--- Your task ---
Collect every line below that contains the word "content".
[BEGIN Input rows]
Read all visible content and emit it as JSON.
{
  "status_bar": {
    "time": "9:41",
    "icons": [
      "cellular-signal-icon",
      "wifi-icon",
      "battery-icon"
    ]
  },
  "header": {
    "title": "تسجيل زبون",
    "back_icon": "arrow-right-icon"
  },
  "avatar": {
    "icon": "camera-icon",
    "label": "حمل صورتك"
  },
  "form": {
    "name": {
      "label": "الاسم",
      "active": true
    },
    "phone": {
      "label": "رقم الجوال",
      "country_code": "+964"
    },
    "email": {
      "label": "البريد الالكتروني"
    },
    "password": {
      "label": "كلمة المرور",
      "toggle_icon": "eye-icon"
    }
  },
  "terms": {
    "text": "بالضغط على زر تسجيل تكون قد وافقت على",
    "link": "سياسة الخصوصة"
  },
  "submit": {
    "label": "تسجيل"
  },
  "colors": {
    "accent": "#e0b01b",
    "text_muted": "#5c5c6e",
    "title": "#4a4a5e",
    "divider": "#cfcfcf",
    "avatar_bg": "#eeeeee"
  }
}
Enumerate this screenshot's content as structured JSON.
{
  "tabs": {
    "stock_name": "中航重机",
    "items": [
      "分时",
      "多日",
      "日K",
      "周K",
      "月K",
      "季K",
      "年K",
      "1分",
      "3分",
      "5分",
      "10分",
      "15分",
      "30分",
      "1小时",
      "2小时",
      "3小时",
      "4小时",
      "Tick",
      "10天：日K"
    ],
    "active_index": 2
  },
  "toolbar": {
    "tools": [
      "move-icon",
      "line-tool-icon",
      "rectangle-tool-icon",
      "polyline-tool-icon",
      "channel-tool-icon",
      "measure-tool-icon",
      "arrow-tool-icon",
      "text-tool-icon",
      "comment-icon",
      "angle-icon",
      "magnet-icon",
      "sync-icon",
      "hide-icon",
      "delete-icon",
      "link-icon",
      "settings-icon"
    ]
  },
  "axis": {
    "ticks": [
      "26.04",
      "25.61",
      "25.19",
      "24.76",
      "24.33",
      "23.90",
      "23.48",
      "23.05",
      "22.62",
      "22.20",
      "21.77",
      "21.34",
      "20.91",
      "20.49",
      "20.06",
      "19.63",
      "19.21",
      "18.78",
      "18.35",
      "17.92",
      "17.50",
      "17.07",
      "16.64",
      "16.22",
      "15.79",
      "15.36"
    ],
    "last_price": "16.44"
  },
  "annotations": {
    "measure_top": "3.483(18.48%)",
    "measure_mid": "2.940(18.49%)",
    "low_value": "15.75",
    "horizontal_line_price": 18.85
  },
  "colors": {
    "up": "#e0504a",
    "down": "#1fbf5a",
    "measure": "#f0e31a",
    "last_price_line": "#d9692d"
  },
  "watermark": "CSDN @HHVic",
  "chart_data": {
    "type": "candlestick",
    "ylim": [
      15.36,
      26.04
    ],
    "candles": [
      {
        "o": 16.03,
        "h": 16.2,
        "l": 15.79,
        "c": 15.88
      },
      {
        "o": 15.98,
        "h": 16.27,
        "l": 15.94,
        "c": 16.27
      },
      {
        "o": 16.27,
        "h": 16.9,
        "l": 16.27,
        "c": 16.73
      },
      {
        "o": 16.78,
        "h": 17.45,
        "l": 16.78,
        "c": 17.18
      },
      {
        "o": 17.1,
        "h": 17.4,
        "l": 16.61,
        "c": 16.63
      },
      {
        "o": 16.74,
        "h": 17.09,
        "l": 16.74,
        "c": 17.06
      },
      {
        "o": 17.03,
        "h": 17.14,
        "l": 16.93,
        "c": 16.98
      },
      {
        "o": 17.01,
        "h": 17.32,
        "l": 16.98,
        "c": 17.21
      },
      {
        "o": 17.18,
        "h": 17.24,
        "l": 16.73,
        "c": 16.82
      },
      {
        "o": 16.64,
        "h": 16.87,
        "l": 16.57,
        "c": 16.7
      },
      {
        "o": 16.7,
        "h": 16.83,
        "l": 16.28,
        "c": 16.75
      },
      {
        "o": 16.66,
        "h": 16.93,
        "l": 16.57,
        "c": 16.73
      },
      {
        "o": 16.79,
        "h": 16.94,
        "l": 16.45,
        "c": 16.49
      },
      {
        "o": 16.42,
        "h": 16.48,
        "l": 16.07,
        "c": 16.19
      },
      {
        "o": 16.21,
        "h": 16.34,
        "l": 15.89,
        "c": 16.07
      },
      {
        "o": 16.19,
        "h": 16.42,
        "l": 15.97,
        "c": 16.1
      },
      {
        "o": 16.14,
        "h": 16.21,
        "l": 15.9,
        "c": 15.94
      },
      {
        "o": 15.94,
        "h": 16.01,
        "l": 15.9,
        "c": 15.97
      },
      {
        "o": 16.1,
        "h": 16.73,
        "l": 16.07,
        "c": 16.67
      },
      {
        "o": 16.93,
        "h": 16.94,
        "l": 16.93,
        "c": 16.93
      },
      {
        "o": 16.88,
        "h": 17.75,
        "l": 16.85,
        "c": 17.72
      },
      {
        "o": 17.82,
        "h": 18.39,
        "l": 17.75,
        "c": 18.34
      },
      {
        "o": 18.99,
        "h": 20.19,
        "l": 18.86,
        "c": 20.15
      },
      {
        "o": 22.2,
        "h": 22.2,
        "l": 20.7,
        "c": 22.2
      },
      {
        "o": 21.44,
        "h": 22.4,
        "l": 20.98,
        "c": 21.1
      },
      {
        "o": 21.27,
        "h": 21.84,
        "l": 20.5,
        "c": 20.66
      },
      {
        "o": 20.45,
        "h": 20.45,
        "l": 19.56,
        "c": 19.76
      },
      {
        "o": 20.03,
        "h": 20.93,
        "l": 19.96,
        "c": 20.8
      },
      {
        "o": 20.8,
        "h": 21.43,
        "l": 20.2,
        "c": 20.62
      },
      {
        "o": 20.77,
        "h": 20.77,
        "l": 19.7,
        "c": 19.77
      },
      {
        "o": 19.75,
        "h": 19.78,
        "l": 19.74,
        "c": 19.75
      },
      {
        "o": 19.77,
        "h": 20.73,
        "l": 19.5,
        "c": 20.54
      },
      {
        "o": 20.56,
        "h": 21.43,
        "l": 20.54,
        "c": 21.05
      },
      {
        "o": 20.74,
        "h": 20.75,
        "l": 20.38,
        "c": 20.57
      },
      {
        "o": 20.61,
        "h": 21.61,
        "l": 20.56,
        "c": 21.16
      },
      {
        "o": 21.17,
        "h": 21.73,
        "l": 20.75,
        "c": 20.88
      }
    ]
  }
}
[END Input rows]
--- The output ---
Read all visible content and emit it as JSON.
Enumerate this screenshot's content as structured JSON.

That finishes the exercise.